▶ **DATASET EXCERPTS**

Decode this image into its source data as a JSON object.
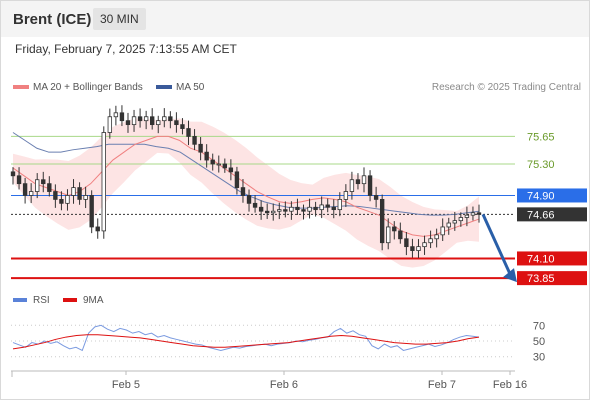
{
  "header": {
    "instrument": "Brent (ICE)",
    "timeframe": "30 MIN",
    "timestamp": "Friday, February 7, 2025 7:13:55 AM CET"
  },
  "chart_data": [
    {
      "type": "candlestick",
      "legend": [
        {
          "label": "MA 20 + Bollinger Bands",
          "color": "#f08080"
        },
        {
          "label": "MA 50",
          "color": "#3a5a9a"
        }
      ],
      "credit": "Research © 2025 Trading Central",
      "y_range": [
        73.75,
        76.1
      ],
      "levels": [
        {
          "label": "75.65",
          "value": 75.65,
          "color": "#a8d888",
          "style": "green"
        },
        {
          "label": "75.30",
          "value": 75.3,
          "color": "#a8d888",
          "style": "green"
        },
        {
          "label": "74.90",
          "value": 74.9,
          "color": "#2a6ee8",
          "style": "blue"
        },
        {
          "label": "74.66",
          "value": 74.66,
          "color": "#333333",
          "style": "dark"
        },
        {
          "label": "74.10",
          "value": 74.1,
          "color": "#dd1111",
          "style": "red"
        },
        {
          "label": "73.85",
          "value": 73.85,
          "color": "#dd1111",
          "style": "red"
        }
      ],
      "close_series": [
        75.15,
        75.05,
        74.9,
        74.95,
        75.1,
        75.05,
        74.95,
        74.85,
        74.8,
        74.9,
        75.0,
        74.85,
        74.9,
        74.5,
        74.45,
        75.7,
        75.9,
        75.95,
        75.85,
        75.8,
        75.9,
        75.85,
        75.9,
        75.8,
        75.85,
        75.9,
        75.85,
        75.8,
        75.75,
        75.65,
        75.55,
        75.45,
        75.35,
        75.3,
        75.3,
        75.25,
        75.2,
        75.0,
        74.9,
        74.8,
        74.75,
        74.7,
        74.68,
        74.7,
        74.72,
        74.7,
        74.75,
        74.72,
        74.7,
        74.75,
        74.72,
        74.78,
        74.75,
        74.72,
        74.85,
        74.95,
        75.1,
        75.05,
        75.15,
        74.9,
        74.85,
        74.3,
        74.5,
        74.45,
        74.35,
        74.25,
        74.2,
        74.25,
        74.3,
        74.35,
        74.4,
        74.5,
        74.55,
        74.58,
        74.62,
        74.65,
        74.68,
        74.66
      ],
      "ma20_series": [
        75.25,
        75.15,
        75.05,
        75.0,
        74.95,
        74.9,
        74.95,
        75.05,
        75.2,
        75.35,
        75.45,
        75.55,
        75.6,
        75.65,
        75.65,
        75.6,
        75.5,
        75.45,
        75.35,
        75.25,
        75.15,
        75.05,
        74.95,
        74.88,
        74.82,
        74.8,
        74.82,
        74.85,
        74.87,
        74.85,
        74.82,
        74.75,
        74.7,
        74.65,
        74.55,
        74.45,
        74.4,
        74.38,
        74.4,
        74.45,
        74.5,
        74.55,
        74.6
      ],
      "ma50_series": [
        75.7,
        75.6,
        75.5,
        75.45,
        75.45,
        75.48,
        75.5,
        75.52,
        75.55,
        75.55,
        75.55,
        75.55,
        75.52,
        75.5,
        75.45,
        75.35,
        75.25,
        75.15,
        75.05,
        74.95,
        74.88,
        74.82,
        74.78,
        74.75,
        74.74,
        74.74,
        74.75,
        74.76,
        74.77,
        74.76,
        74.74,
        74.72,
        74.7,
        74.68,
        74.66,
        74.65,
        74.65,
        74.66,
        74.68,
        74.7
      ],
      "forecast_arrow": {
        "from": 74.66,
        "to": 73.85,
        "color": "#2a5fa8"
      },
      "x_ticks": [
        "Feb 5",
        "Feb 6",
        "Feb 7",
        "Feb 16"
      ]
    },
    {
      "type": "line",
      "legend": [
        {
          "label": "RSI",
          "color": "#5a82d8"
        },
        {
          "label": "9MA",
          "color": "#dd1111"
        }
      ],
      "y_range": [
        22,
        78
      ],
      "y_ticks": [
        "70",
        "50",
        "30"
      ],
      "y_tick_values": [
        70,
        50,
        30
      ],
      "rsi_series": [
        48,
        45,
        42,
        48,
        46,
        50,
        47,
        49,
        44,
        40,
        42,
        38,
        60,
        68,
        70,
        65,
        62,
        66,
        64,
        60,
        62,
        58,
        60,
        55,
        57,
        54,
        52,
        50,
        48,
        46,
        45,
        42,
        40,
        38,
        40,
        42,
        41,
        43,
        44,
        45,
        46,
        44,
        46,
        47,
        48,
        50,
        49,
        51,
        52,
        54,
        55,
        62,
        66,
        60,
        63,
        58,
        56,
        44,
        40,
        46,
        42,
        44,
        38,
        40,
        42,
        44,
        46,
        43,
        45,
        48,
        52,
        55,
        57,
        56,
        55
      ],
      "ma9_series": [
        40,
        42,
        45,
        48,
        52,
        55,
        57,
        58,
        58,
        57,
        56,
        55,
        54,
        52,
        50,
        48,
        46,
        44,
        43,
        42,
        42,
        43,
        44,
        45,
        46,
        47,
        48,
        50,
        52,
        54,
        56,
        57,
        56,
        54,
        52,
        50,
        48,
        47,
        46,
        46,
        47,
        48,
        50,
        53,
        55
      ]
    }
  ]
}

▶ **EXERCISE BRIEF**
Extract from the data every line where "label" shows up.

▶ **TASK RESPONSE**
          "label": "MA 20 + Bollinger Bands",
          "label": "MA 50",
          "label": "75.65",
          "label": "75.30",
          "label": "74.90",
          "label": "74.66",
          "label": "74.10",
          "label": "73.85",
          "label": "RSI",
          "label": "9MA",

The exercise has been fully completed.